Reproduce all the entries precisely.

[BEGIN]

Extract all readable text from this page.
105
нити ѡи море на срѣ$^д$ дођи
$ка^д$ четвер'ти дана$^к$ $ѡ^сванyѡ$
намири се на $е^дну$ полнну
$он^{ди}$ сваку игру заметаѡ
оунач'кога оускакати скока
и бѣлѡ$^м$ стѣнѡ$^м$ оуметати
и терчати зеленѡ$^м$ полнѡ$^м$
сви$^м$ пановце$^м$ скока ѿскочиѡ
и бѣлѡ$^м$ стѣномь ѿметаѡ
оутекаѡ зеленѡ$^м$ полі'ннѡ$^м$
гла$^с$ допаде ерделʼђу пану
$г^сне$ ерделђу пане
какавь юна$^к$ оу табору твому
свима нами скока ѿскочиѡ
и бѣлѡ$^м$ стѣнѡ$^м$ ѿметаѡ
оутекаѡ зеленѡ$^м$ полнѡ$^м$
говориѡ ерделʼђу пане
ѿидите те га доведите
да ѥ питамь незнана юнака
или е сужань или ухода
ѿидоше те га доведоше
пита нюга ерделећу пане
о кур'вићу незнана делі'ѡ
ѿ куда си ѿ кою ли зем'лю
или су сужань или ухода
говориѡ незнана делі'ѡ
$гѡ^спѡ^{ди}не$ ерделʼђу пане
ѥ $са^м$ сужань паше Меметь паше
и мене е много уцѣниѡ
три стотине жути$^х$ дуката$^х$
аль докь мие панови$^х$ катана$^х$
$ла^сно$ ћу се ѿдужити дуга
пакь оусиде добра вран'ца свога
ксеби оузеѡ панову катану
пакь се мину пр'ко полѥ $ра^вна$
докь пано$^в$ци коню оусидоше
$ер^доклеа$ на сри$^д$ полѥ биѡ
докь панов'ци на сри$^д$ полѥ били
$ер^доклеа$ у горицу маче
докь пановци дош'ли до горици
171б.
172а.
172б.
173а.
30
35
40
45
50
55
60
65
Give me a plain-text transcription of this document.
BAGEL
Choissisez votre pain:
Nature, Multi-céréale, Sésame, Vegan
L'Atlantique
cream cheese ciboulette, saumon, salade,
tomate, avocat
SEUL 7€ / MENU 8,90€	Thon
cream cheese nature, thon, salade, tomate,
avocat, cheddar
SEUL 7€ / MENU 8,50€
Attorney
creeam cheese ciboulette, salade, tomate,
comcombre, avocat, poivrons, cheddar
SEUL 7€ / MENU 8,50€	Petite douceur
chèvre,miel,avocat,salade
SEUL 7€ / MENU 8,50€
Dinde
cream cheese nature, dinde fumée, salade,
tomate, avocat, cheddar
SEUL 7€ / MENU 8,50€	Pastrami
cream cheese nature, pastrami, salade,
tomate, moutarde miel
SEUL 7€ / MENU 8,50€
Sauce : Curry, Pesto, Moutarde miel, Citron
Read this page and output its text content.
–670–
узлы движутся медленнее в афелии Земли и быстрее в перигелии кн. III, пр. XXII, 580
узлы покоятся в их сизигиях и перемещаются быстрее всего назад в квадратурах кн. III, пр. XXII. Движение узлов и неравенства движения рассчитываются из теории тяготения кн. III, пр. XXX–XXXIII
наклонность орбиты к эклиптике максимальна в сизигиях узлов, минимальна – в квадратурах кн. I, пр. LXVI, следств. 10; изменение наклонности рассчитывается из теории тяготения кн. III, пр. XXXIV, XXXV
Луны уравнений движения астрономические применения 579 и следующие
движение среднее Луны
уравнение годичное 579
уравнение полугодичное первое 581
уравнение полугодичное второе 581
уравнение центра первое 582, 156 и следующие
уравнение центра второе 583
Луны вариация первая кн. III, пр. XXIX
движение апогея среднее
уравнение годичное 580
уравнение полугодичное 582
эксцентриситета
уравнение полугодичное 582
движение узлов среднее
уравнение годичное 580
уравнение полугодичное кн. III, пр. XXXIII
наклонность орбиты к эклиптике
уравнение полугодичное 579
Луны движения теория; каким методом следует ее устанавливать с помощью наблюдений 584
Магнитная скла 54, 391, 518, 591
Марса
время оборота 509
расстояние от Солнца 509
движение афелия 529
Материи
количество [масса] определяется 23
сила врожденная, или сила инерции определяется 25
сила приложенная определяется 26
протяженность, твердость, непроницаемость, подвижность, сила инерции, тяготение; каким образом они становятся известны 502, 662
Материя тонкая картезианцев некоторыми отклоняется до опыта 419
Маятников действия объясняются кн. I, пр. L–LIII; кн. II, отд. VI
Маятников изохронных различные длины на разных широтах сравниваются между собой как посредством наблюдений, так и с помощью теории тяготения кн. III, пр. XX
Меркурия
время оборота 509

[END]

→ **Answer to this problem**:
Extract all readable text from this page.
105
нити ѡи море на срѣ$^д$ дођи
$ка^д$ четвер'ти дана$^к$ $ѡ^сванyѡ$
намири се на $е^дну$ полнну
$он^{ди}$ сваку игру заметаѡ
оунач'кога оускакати скока
и бѣлѡ$^м$ стѣнѡ$^м$ оуметати
и терчати зеленѡ$^м$ полнѡ$^м$
сви$^м$ пановце$^м$ скока ѿскочиѡ
и бѣлѡ$^м$ стѣномь ѿметаѡ
оутекаѡ зеленѡ$^м$ полі'ннѡ$^м$
гла$^с$ допаде ерделʼђу пану
$г^сне$ ерделђу пане
какавь юна$^к$ оу табору твому
свима нами скока ѿскочиѡ
и бѣлѡ$^м$ стѣнѡ$^м$ ѿметаѡ
оутекаѡ зеленѡ$^м$ полнѡ$^м$
говориѡ ерделʼђу пане
ѿидите те га доведите
да ѥ питамь незнана юнака
или е сужань или ухода
ѿидоше те га доведоше
пита нюга ерделећу пане
о кур'вићу незнана делі'ѡ
ѿ куда си ѿ кою ли зем'лю
или су сужань или ухода
говориѡ незнана делі'ѡ
$гѡ^спѡ^{ди}не$ ерделʼђу пане
ѥ $са^м$ сужань паше Меметь паше
и мене е много уцѣниѡ
три стотине жути$^х$ дуката$^х$
аль докь мие панови$^х$ катана$^х$
$ла^сно$ ћу се ѿдужити дуга
пакь оусиде добра вран'ца свога
ксеби оузеѡ панову катану
пакь се мину пр'ко полѥ $ра^вна$
докь пано$^в$ци коню оусидоше
$ер^доклеа$ на сри$^д$ полѥ биѡ
докь панов'ци на сри$^д$ полѥ били
$ер^доклеа$ у горицу маче
докь пановци дош'ли до горици
171б.
172а.
172б.
173а.
30
35
40
45
50
55
60
65
Give me a plain-text transcription of this document.
BAGEL
Choissisez votre pain:
Nature, Multi-céréale, Sésame, Vegan
L'Atlantique
cream cheese ciboulette, saumon, salade,
tomate, avocat
SEUL 7€ / MENU 8,90€	Thon
cream cheese nature, thon, salade, tomate,
avocat, cheddar
SEUL 7€ / MENU 8,50€
Attorney
creeam cheese ciboulette, salade, tomate,
comcombre, avocat, poivrons, cheddar
SEUL 7€ / MENU 8,50€	Petite douceur
chèvre,miel,avocat,salade
SEUL 7€ / MENU 8,50€
Dinde
cream cheese nature, dinde fumée, salade,
tomate, avocat, cheddar
SEUL 7€ / MENU 8,50€	Pastrami
cream cheese nature, pastrami, salade,
tomate, moutarde miel
SEUL 7€ / MENU 8,50€
Sauce : Curry, Pesto, Moutarde miel, Citron
Read this page and output its text content.
–670–
узлы движутся медленнее в афелии Земли и быстрее в перигелии кн. III, пр. XXII, 580
узлы покоятся в их сизигиях и перемещаются быстрее всего назад в квадратурах кн. III, пр. XXII. Движение узлов и неравенства движения рассчитываются из теории тяготения кн. III, пр. XXX–XXXIII
наклонность орбиты к эклиптике максимальна в сизигиях узлов, минимальна – в квадратурах кн. I, пр. LXVI, следств. 10; изменение наклонности рассчитывается из теории тяготения кн. III, пр. XXXIV, XXXV
Луны уравнений движения астрономические применения 579 и следующие
движение среднее Луны
уравнение годичное 579
уравнение полугодичное первое 581
уравнение полугодичное второе 581
уравнение центра первое 582, 156 и следующие
уравнение центра второе 583
Луны вариация первая кн. III, пр. XXIX
движение апогея среднее
уравнение годичное 580
уравнение полугодичное 582
эксцентриситета
уравнение полугодичное 582
движение узлов среднее
уравнение годичное 580
уравнение полугодичное кн. III, пр. XXXIII
наклонность орбиты к эклиптике
уравнение полугодичное 579
Луны движения теория; каким методом следует ее устанавливать с помощью наблюдений 584
Магнитная скла 54, 391, 518, 591
Марса
время оборота 509
расстояние от Солнца 509
движение афелия 529
Материи
количество [масса] определяется 23
сила врожденная, или сила инерции определяется 25
сила приложенная определяется 26
протяженность, твердость, непроницаемость, подвижность, сила инерции, тяготение; каким образом они становятся известны 502, 662
Материя тонкая картезианцев некоторыми отклоняется до опыта 419
Маятников действия объясняются кн. I, пр. L–LIII; кн. II, отд. VI
Маятников изохронных различные длины на разных широтах сравниваются между собой как посредством наблюдений, так и с помощью теории тяготения кн. III, пр. XX
Меркурия
время оборота 509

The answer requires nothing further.